• **The problem**
Copy all entries without alteration and skip the pictures they hold.

• **Data shown**
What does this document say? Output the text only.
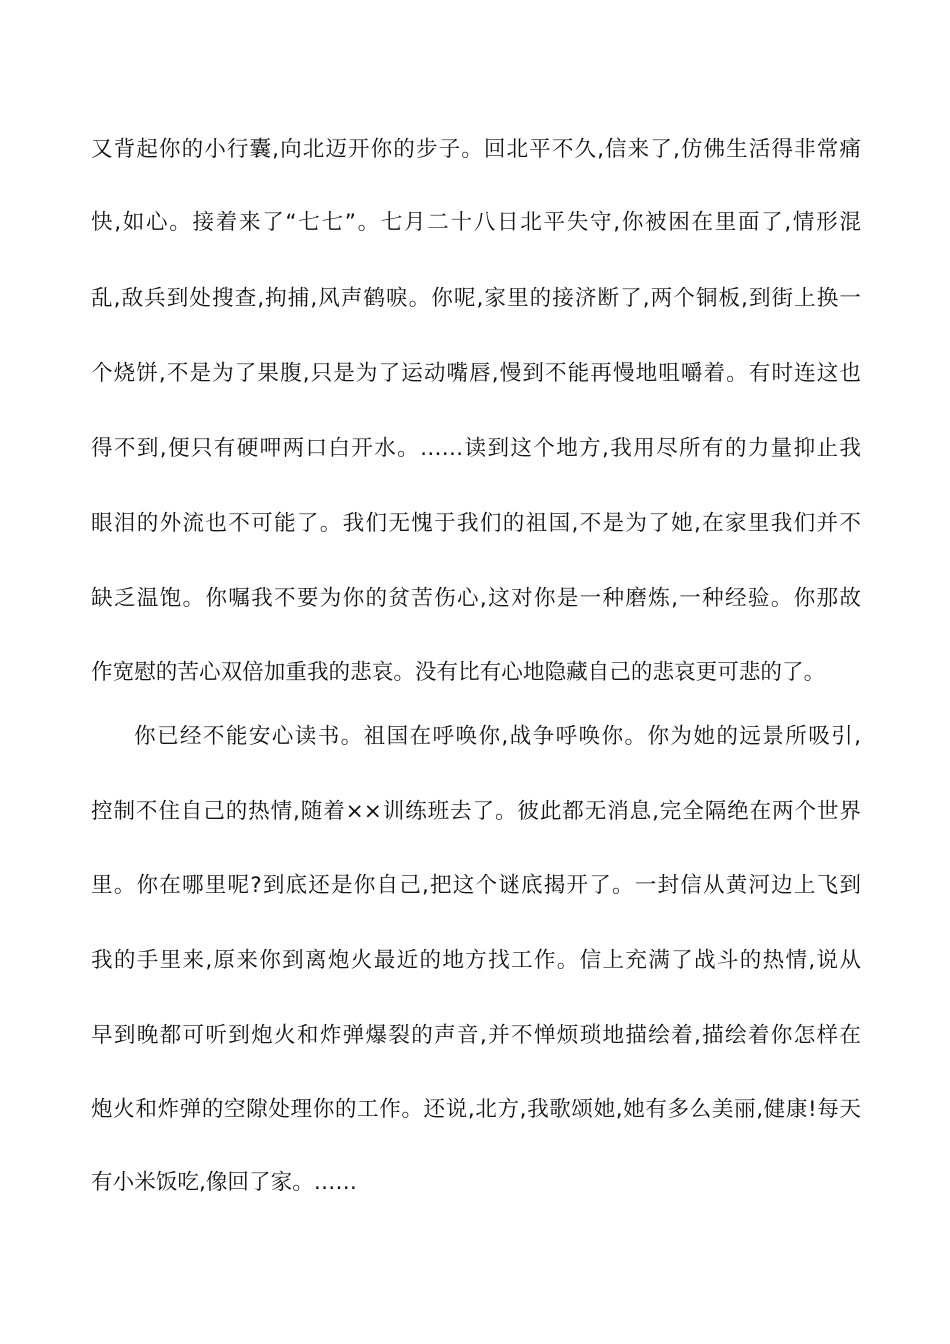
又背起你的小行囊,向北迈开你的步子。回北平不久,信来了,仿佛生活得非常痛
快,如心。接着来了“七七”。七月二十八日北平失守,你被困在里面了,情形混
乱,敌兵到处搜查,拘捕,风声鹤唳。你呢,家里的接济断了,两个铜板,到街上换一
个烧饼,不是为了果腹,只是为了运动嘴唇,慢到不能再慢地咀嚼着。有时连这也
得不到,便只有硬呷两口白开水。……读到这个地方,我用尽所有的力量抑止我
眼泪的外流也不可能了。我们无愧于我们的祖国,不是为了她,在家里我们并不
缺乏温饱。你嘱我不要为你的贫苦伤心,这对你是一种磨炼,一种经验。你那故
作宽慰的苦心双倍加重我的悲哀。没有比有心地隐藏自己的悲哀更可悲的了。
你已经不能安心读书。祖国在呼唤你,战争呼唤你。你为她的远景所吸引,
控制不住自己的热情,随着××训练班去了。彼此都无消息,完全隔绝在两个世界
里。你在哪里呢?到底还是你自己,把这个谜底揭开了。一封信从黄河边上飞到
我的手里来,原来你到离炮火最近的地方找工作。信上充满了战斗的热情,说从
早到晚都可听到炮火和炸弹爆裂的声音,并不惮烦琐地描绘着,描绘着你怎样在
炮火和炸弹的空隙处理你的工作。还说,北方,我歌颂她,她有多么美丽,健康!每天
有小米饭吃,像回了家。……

• **Answer to this problem**
What does this document say? Output the text only.
又背起你的小行囊,向北迈开你的步子。回北平不久,信来了,仿佛生活得非常痛
快,如心。接着来了“七七”。七月二十八日北平失守,你被困在里面了,情形混
乱,敌兵到处搜查,拘捕,风声鹤唳。你呢,家里的接济断了,两个铜板,到街上换一
个烧饼,不是为了果腹,只是为了运动嘴唇,慢到不能再慢地咀嚼着。有时连这也
得不到,便只有硬呷两口白开水。……读到这个地方,我用尽所有的力量抑止我
眼泪的外流也不可能了。我们无愧于我们的祖国,不是为了她,在家里我们并不
缺乏温饱。你嘱我不要为你的贫苦伤心,这对你是一种磨炼,一种经验。你那故
作宽慰的苦心双倍加重我的悲哀。没有比有心地隐藏自己的悲哀更可悲的了。
你已经不能安心读书。祖国在呼唤你,战争呼唤你。你为她的远景所吸引,
控制不住自己的热情,随着××训练班去了。彼此都无消息,完全隔绝在两个世界
里。你在哪里呢?到底还是你自己,把这个谜底揭开了。一封信从黄河边上飞到
我的手里来,原来你到离炮火最近的地方找工作。信上充满了战斗的热情,说从
早到晚都可听到炮火和炸弹爆裂的声音,并不惮烦琐地描绘着,描绘着你怎样在
炮火和炸弹的空隙处理你的工作。还说,北方,我歌颂她,她有多么美丽,健康!每天
有小米饭吃,像回了家。……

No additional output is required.